[Stored entries]

-------------------------

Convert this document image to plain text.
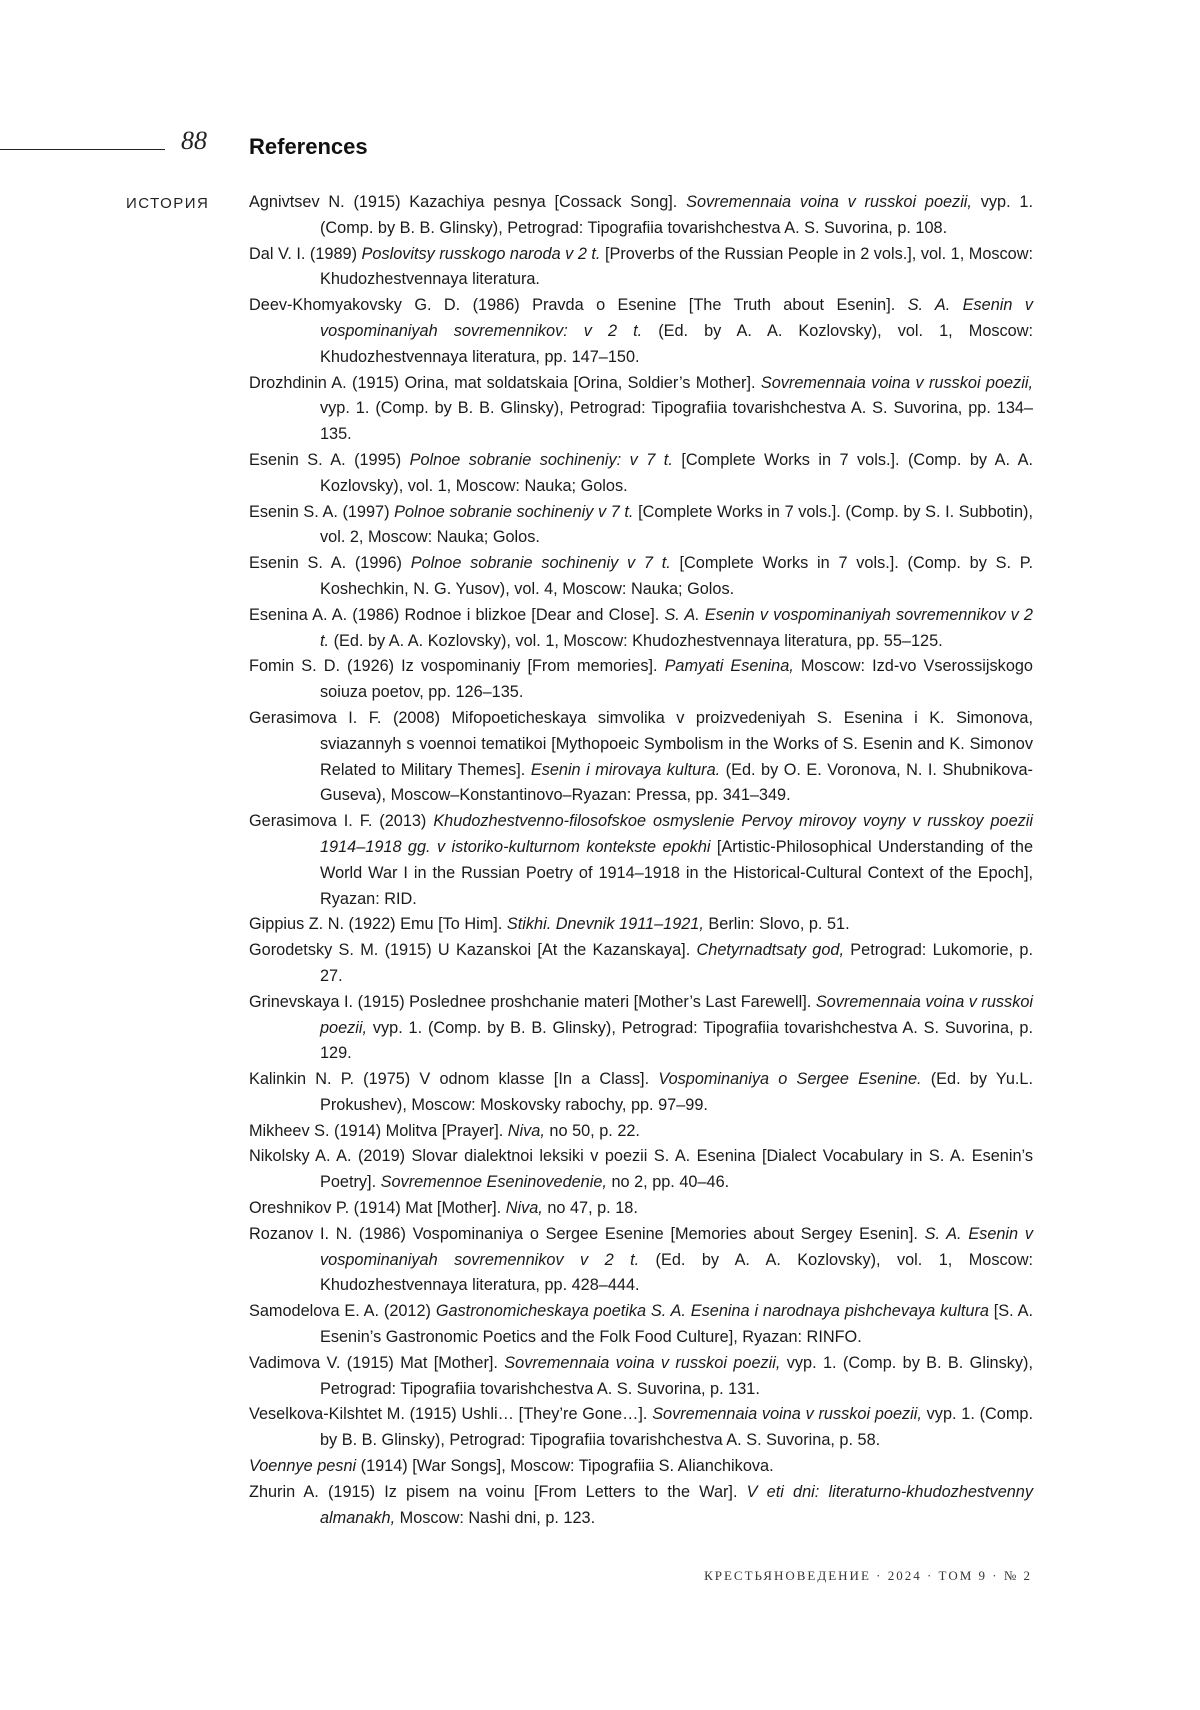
88 References
ИСТОРИЯ Agnivtsev N. (1915) Kazachiya pesnya [Cossack Song]. Sovremennaia voina v russkoi poezii, vyp. 1. (Comp. by B. B. Glinsky), Petrograd: Tipografiia tovarishchestva A. S. Suvorina, p. 108.
Dal V. I. (1989) Poslovitsy russkogo naroda v 2 t. [Proverbs of the Russian People in 2 vols.], vol. 1, Moscow: Khudozhestvennaya literatura.
Deev-Khomyakovsky G. D. (1986) Pravda o Esenine [The Truth about Esenin]. S. A. Esenin v vospominaniyah sovremennikov: v 2 t. (Ed. by A. A. Kozlovsky), vol. 1, Moscow: Khudozhestvennaya literatura, pp. 147–150.
Drozhdinin A. (1915) Orina, mat soldatskaia [Orina, Soldier’s Mother]. Sovremennaia voina v russkoi poezii, vyp. 1. (Comp. by B. B. Glinsky), Petrograd: Tipografiia tovarishchestva A. S. Suvorina, pp. 134–135.
Esenin S. A. (1995) Polnoe sobranie sochineniy: v 7 t. [Complete Works in 7 vols.]. (Comp. by A. A. Kozlovsky), vol. 1, Moscow: Nauka; Golos.
Esenin S. A. (1997) Polnoe sobranie sochineniy v 7 t. [Complete Works in 7 vols.]. (Comp. by S. I. Subbotin), vol. 2, Moscow: Nauka; Golos.
Esenin S. A. (1996) Polnoe sobranie sochineniy v 7 t. [Complete Works in 7 vols.]. (Comp. by S. P. Koshechkin, N. G. Yusov), vol. 4, Moscow: Nauka; Golos.
Esenina A. A. (1986) Rodnoe i blizkoe [Dear and Close]. S. A. Esenin v vospominaniyah sovremennikov v 2 t. (Ed. by A. A. Kozlovsky), vol. 1, Moscow: Khudozhestvennaya literatura, pp. 55–125.
Fomin S. D. (1926) Iz vospominaniy [From memories]. Pamyati Esenina, Moscow: Izd-vo Vserossijskogo soiuza poetov, pp. 126–135.
Gerasimova I. F. (2008) Mifopoeticheskaya simvolika v proizvedeniyah S. Esenina i K. Simonova, sviazannyh s voennoi tematikoi [Mythopoeic Symbolism in the Works of S. Esenin and K. Simonov Related to Military Themes]. Esenin i mirovaya kultura. (Ed. by O. E. Voronova, N. I. Shubnikova-Guseva), Moscow–Konstantinovo–Ryazan: Pressa, pp. 341–349.
Gerasimova I. F. (2013) Khudozhestvenno-filosofskoe osmyslenie Pervoy mirovoy voyny v russkoy poezii 1914–1918 gg. v istoriko-kulturnom kontekste epokhi [Artistic-Philosophical Understanding of the World War I in the Russian Poetry of 1914–1918 in the Historical-Cultural Context of the Epoch], Ryazan: RID.
Gippius Z. N. (1922) Emu [To Him]. Stikhi. Dnevnik 1911–1921, Berlin: Slovo, p. 51.
Gorodetsky S. M. (1915) U Kazanskoi [At the Kazanskaya]. Chetyrnadtsaty god, Petrograd: Lukomorie, p. 27.
Grinevskaya I. (1915) Poslednee proshchanie materi [Mother’s Last Farewell]. Sovremennaia voina v russkoi poezii, vyp. 1. (Comp. by B. B. Glinsky), Petrograd: Tipografiia tovarishchestva A. S. Suvorina, p. 129.
Kalinkin N. P. (1975) V odnom klasse [In a Class]. Vospominaniya o Sergee Esenine. (Ed. by Yu.L. Prokushev), Moscow: Moskovsky rabochy, pp. 97–99.
Mikheev S. (1914) Molitva [Prayer]. Niva, no 50, p. 22.
Nikolsky A. A. (2019) Slovar dialektnoi leksiki v poezii S. A. Esenina [Dialect Vocabulary in S. A. Esenin’s Poetry]. Sovremennoe Eseninovedenie, no 2, pp. 40–46.
Oreshnikov P. (1914) Mat [Mother]. Niva, no 47, p. 18.
Rozanov I. N. (1986) Vospominaniya o Sergee Esenine [Memories about Sergey Esenin]. S. A. Esenin v vospominaniyah sovremennikov v 2 t. (Ed. by A. A. Kozlovsky), vol. 1, Moscow: Khudozhestvennaya literatura, pp. 428–444.
Samodelova E. A. (2012) Gastronomicheskaya poetika S. A. Esenina i narodnaya pishchevaya kultura [S. A. Esenin’s Gastronomic Poetics and the Folk Food Culture], Ryazan: RINFO.
Vadimova V. (1915) Mat [Mother]. Sovremennaia voina v russkoi poezii, vyp. 1. (Comp. by B. B. Glinsky), Petrograd: Tipografiia tovarishchestva A. S. Suvorina, p. 131.
Veselkova-Kilshtet M. (1915) Ushli… [They’re Gone…]. Sovremennaia voina v russkoi poezii, vyp. 1. (Comp. by B. B. Glinsky), Petrograd: Tipografiia tovarishchestva A. S. Suvorina, p. 58.
Voennye pesni (1914) [War Songs], Moscow: Tipografiia S. Alianchikova.
Zhurin A. (1915) Iz pisem na voinu [From Letters to the War]. V eti dni: literaturno-khudozhestvenny almanakh, Moscow: Nashi dni, p. 123.
КРЕСТЬЯНОВЕДЕНИЕ · 2024 · ТОМ 9 · № 2
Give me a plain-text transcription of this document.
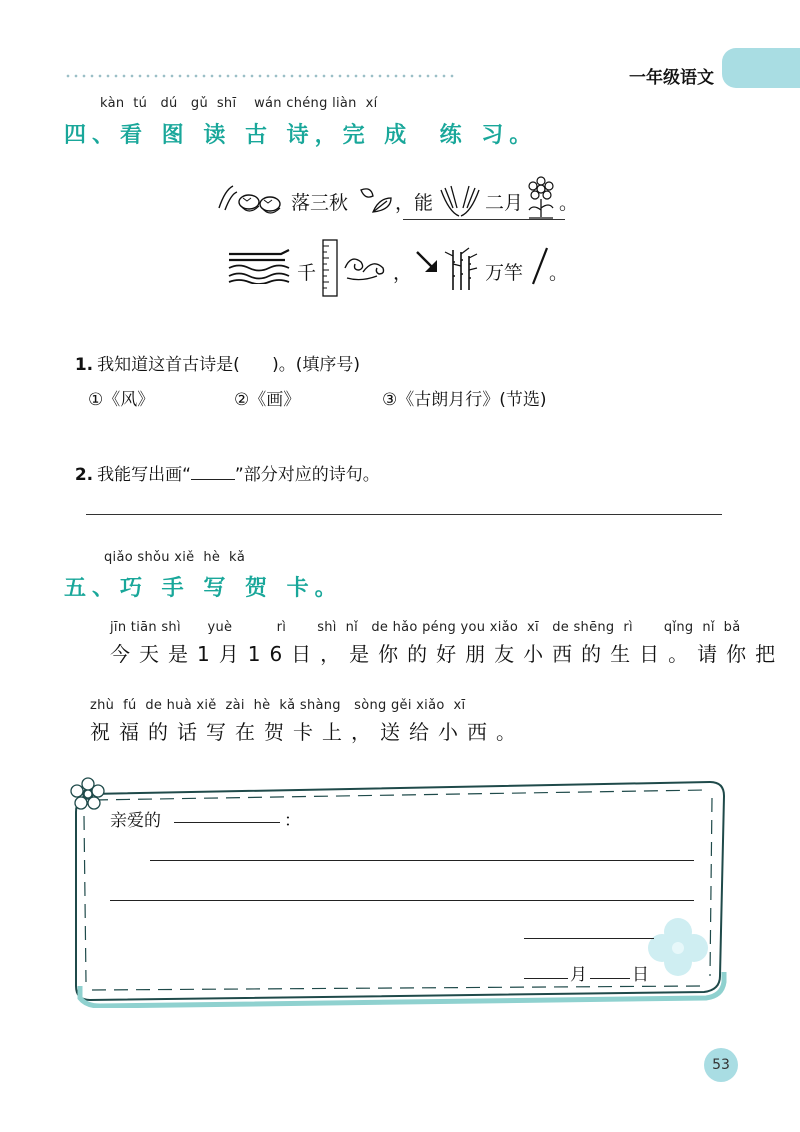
一年级语文
kàn  tú   dú   gǔ  shī    wán chéng liàn  xí
四、看 图 读 古 诗，完 成  练 习。
落三秋 ，能	二月 。
千	，	万竿 。

1. 我知道这首古诗是(      )。(填序号)

①《风》	②《画》	③《古朗月行》(节选)

2. 我能写出画“	”部分对应的诗句。

qiǎo shǒu xiě  hè  kǎ
五、巧 手 写 贺 卡。
jīn tiān shì      yuè          rì       shì  nǐ   de hǎo péng you xiǎo  xī   de shēng  rì       qǐng  nǐ  bǎ
今天是1月16日，是你的好朋友小西的生日。请你把
zhù  fú  de huà xiě  zài  hè  kǎ shàng   sòng gěi xiǎo  xī
祝福的话写在贺卡上，送给小西。
亲爱的	：
月	日
53
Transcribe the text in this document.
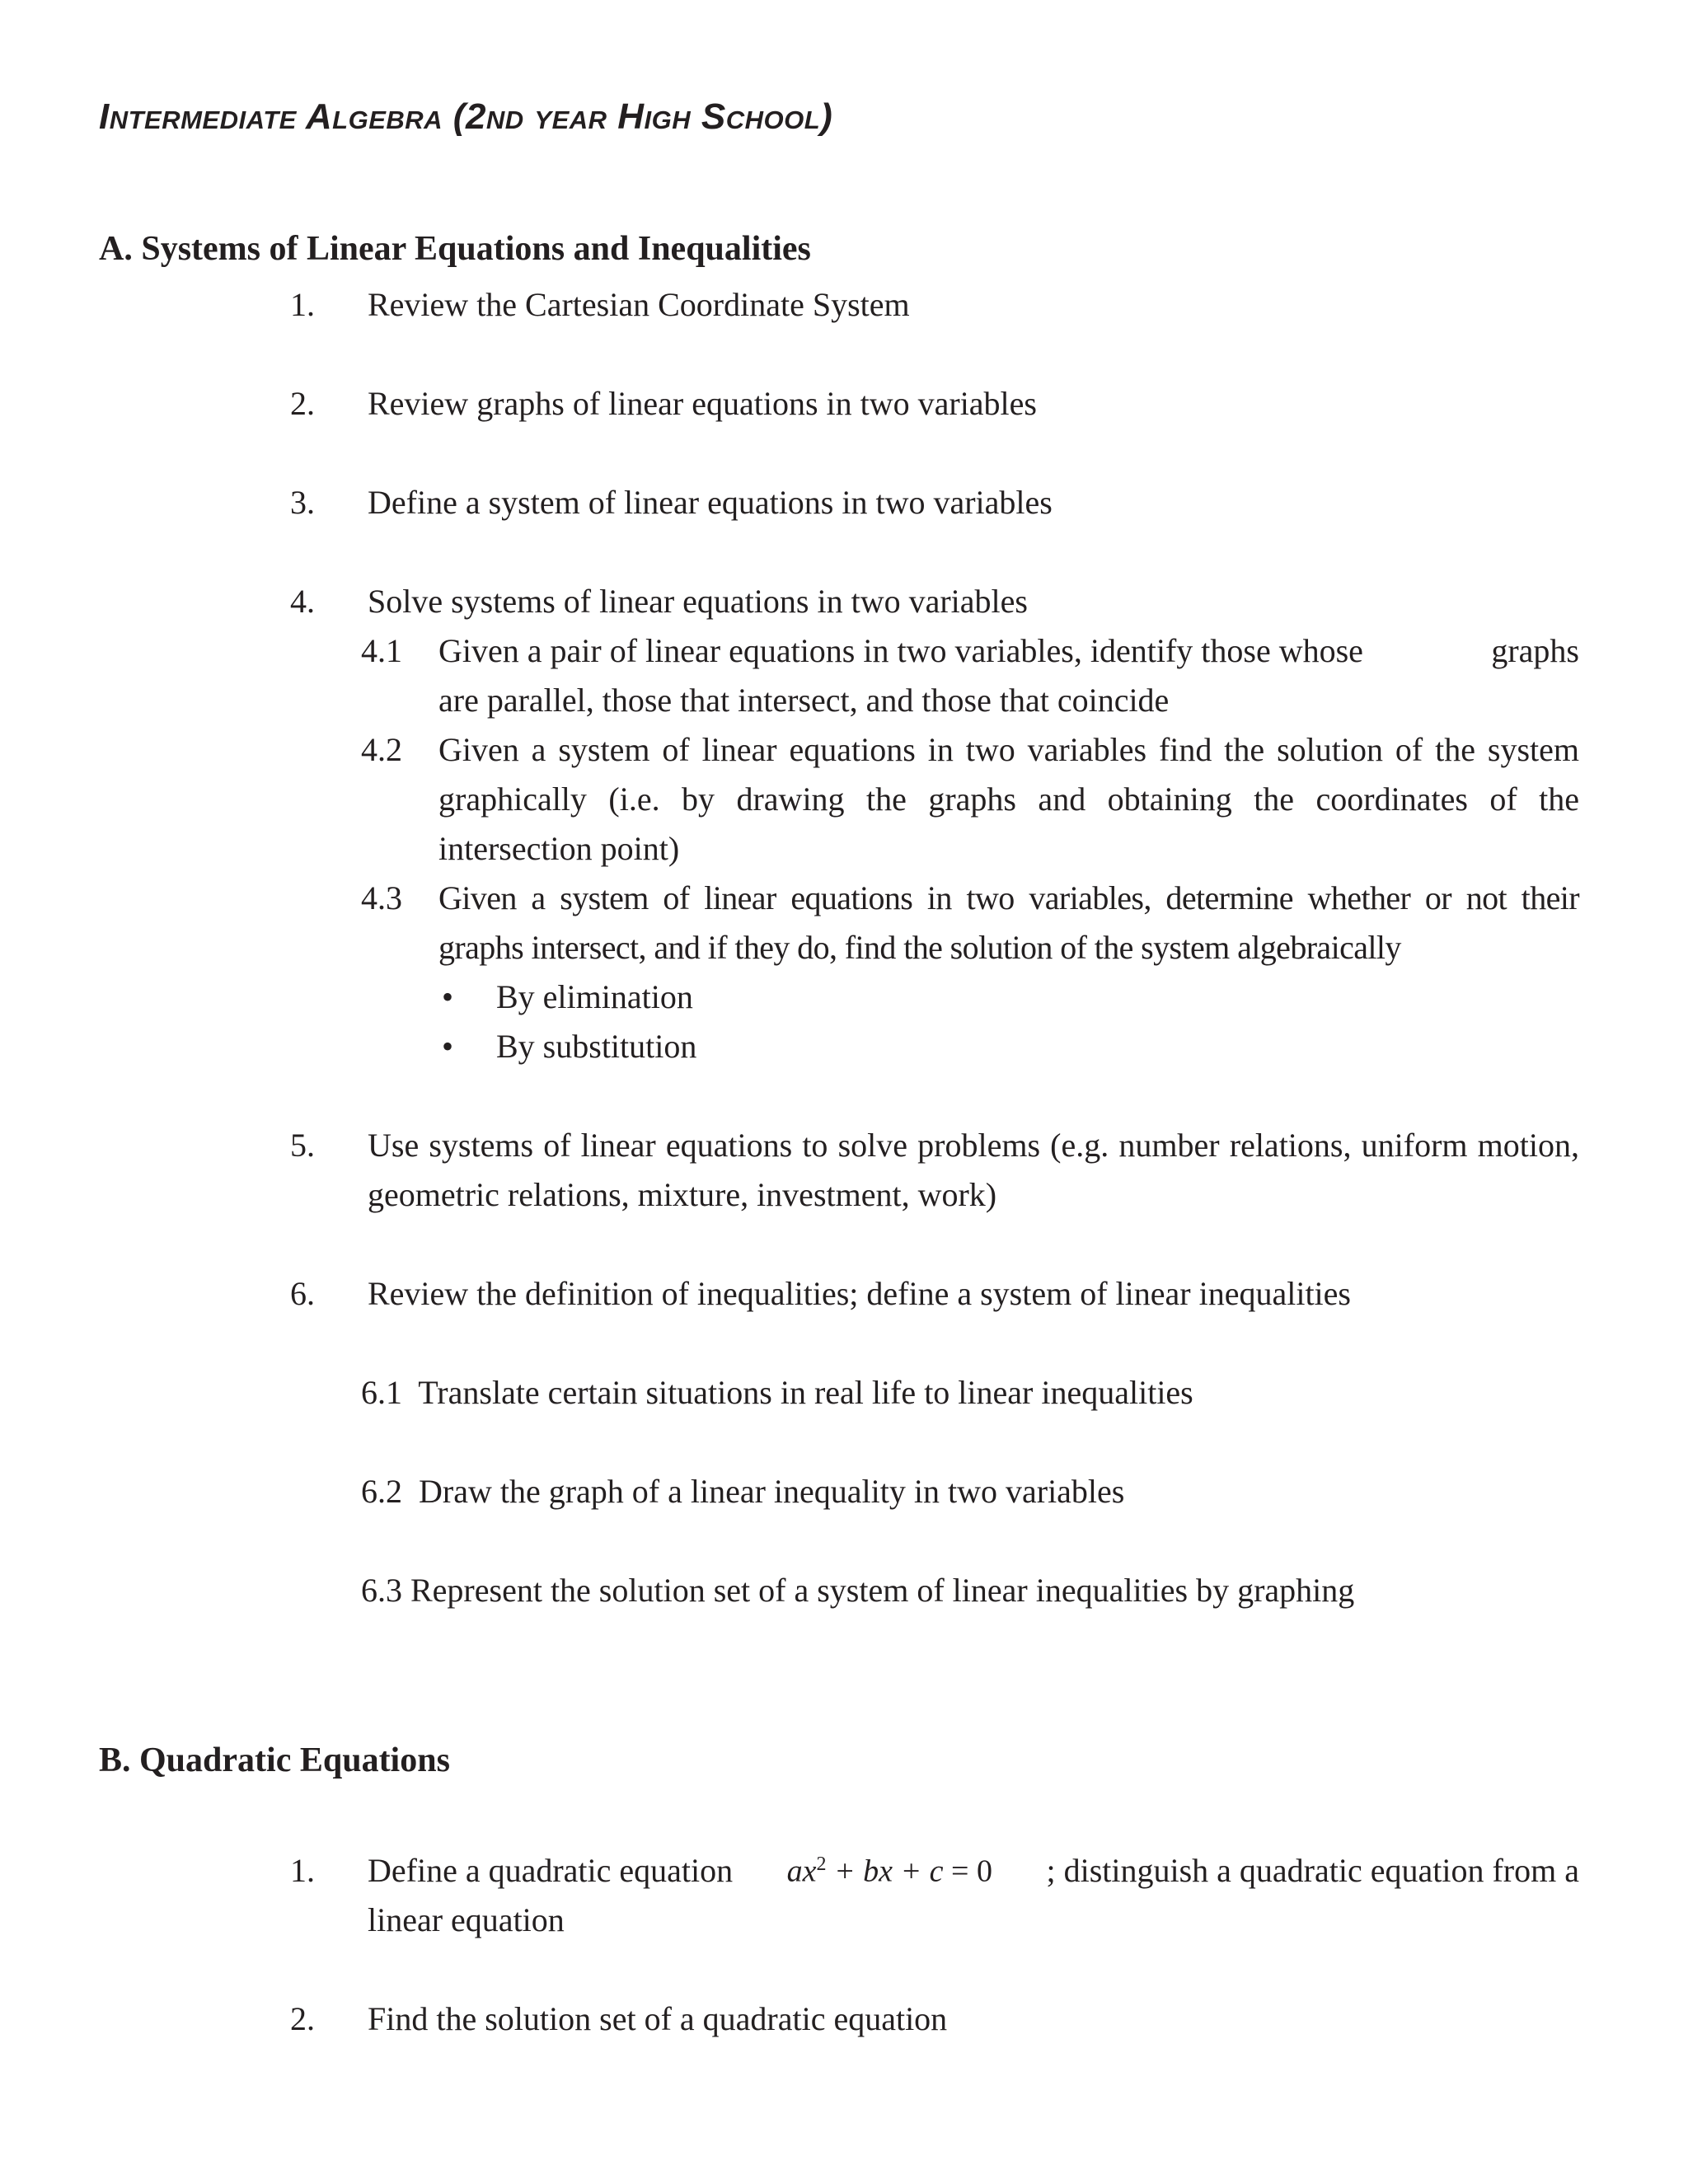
Intermediate Algebra (2nd year High School)
A. Systems of Linear Equations and Inequalities
1. Review the Cartesian Coordinate System
2. Review graphs of linear equations in two variables
3. Define a system of linear equations in two variables
4. Solve systems of linear equations in two variables
4.1 Given a pair of linear equations in two variables, identify those whose	graphs
are parallel, those that intersect, and those that coincide
4.2 Given a system of linear equations in two variables find the solution of the system graphically (i.e. by drawing the graphs and obtaining the coordinates of the intersection point)
4.3 Given a system of linear equations in two variables, determine whether or not their graphs intersect, and if they do, find the solution of the system algebraically
• By elimination
• By substitution
5. Use systems of linear equations to solve problems (e.g. number relations, uniform motion, geometric relations, mixture, investment, work)
6. Review the definition of inequalities; define a system of linear inequalities
6.1 Translate certain situations in real life to linear inequalities
6.2 Draw the graph of a linear inequality in two variables
6.3 Represent the solution set of a system of linear inequalities by graphing
B. Quadratic Equations
1. Define a quadratic equation $ax^2$ + bx + c = 0 ; distinguish a quadratic equation from a
linear equation
2. Find the solution set of a quadratic equation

-------------------------

§ **WORK TO BE COMPLETED**: Read the data above and count the lines that include "vols". Answer only with the count.

§ **WORKED SOLUTION**: 4